— START OF DATASET —

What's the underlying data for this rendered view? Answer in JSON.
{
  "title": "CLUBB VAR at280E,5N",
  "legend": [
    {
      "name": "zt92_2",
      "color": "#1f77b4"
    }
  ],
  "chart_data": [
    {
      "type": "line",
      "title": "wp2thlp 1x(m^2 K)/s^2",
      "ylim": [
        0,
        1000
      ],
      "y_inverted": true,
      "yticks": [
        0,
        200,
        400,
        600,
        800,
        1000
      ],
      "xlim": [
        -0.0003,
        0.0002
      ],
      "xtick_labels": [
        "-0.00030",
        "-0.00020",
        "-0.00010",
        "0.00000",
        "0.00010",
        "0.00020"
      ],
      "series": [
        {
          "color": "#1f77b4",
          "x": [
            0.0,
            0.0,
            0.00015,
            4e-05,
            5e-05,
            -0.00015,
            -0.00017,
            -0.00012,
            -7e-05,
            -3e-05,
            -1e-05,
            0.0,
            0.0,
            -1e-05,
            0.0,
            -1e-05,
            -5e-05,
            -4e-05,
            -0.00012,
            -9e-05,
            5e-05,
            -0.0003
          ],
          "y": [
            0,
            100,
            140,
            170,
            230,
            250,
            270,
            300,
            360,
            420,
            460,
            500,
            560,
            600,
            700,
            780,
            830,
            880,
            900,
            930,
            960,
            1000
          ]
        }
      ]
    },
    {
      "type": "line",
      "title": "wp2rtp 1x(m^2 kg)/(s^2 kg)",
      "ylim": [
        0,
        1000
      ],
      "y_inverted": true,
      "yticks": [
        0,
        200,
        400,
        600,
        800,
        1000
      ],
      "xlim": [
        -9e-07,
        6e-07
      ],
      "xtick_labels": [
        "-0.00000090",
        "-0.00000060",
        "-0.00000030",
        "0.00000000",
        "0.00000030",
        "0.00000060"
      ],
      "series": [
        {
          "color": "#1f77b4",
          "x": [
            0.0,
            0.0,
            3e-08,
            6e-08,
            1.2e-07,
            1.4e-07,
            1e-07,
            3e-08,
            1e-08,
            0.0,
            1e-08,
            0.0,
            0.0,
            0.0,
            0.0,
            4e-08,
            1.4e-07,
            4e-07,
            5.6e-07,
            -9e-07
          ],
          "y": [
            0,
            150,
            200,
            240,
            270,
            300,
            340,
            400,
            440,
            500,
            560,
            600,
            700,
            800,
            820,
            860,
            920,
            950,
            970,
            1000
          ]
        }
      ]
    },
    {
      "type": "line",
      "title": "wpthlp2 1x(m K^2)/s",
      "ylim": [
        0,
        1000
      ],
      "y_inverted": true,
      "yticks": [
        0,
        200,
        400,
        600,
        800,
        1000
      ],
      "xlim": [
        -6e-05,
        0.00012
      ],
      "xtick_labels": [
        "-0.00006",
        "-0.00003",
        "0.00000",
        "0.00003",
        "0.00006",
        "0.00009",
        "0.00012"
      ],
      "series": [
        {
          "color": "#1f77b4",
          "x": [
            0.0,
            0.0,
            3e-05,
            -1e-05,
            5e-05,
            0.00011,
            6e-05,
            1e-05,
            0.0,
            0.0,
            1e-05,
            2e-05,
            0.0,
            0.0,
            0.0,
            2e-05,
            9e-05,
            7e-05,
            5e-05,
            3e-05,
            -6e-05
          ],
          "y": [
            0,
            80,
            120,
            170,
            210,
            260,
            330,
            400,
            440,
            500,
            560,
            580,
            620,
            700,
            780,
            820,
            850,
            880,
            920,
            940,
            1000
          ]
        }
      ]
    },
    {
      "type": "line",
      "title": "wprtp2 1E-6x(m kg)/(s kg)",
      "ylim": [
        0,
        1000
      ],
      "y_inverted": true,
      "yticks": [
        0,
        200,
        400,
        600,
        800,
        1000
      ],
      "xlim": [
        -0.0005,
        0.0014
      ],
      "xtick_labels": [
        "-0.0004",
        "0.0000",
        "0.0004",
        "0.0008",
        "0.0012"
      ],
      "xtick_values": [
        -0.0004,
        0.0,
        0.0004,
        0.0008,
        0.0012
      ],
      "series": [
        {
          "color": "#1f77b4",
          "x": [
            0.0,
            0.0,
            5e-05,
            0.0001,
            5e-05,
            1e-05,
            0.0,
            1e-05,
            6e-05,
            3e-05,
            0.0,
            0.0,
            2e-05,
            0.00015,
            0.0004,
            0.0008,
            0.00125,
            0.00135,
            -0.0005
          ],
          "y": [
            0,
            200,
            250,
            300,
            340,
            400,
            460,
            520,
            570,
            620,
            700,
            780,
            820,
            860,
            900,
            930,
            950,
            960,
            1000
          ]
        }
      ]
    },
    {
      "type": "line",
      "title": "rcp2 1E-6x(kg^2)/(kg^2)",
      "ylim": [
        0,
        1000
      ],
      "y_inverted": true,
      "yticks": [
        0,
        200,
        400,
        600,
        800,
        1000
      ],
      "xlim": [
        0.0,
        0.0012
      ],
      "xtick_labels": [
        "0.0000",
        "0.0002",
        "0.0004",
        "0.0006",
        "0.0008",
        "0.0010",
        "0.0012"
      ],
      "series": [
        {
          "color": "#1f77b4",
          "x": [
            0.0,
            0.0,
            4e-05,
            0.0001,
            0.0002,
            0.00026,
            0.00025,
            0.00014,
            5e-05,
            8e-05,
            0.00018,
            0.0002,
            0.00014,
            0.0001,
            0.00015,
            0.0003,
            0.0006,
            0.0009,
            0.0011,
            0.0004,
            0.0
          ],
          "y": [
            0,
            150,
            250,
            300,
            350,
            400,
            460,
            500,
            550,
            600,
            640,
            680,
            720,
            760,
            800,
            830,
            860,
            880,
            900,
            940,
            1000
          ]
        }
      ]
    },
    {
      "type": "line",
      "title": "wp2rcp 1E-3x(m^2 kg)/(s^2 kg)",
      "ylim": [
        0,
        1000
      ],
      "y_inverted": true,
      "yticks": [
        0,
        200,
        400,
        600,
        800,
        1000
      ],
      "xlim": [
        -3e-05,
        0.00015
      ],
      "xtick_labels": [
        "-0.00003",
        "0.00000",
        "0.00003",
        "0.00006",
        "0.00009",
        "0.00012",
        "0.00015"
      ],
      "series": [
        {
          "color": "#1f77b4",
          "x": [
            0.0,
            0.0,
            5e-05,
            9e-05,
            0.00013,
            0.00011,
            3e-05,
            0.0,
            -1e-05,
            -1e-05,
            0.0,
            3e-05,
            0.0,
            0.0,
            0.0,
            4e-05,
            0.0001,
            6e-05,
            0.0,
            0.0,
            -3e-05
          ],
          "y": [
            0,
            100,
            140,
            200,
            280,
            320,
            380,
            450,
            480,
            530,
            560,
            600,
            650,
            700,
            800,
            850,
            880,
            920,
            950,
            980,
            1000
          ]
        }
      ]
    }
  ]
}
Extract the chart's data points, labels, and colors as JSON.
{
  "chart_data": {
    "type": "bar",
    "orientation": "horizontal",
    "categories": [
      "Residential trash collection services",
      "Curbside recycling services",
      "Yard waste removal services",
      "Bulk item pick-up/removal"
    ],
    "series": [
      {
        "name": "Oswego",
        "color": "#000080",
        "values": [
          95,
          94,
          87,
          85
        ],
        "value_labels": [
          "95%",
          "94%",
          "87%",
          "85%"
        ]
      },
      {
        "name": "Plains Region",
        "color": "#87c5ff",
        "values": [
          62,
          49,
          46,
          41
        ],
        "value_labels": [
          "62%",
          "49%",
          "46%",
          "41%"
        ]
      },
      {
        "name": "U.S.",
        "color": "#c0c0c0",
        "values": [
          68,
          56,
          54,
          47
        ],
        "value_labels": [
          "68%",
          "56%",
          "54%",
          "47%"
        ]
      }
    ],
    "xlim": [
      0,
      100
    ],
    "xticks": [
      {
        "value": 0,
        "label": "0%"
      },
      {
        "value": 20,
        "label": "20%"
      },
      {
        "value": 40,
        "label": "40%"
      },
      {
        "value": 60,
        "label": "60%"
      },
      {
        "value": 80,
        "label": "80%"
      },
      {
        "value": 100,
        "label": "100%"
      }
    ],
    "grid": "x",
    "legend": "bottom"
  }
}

— END OF DATASET —

:: TO BE DONE ::
Report every line containing the word "removal" from the listing above.

:: COMPLETED TASK ::
      "Yard waste removal services",
      "Bulk item pick-up/removal"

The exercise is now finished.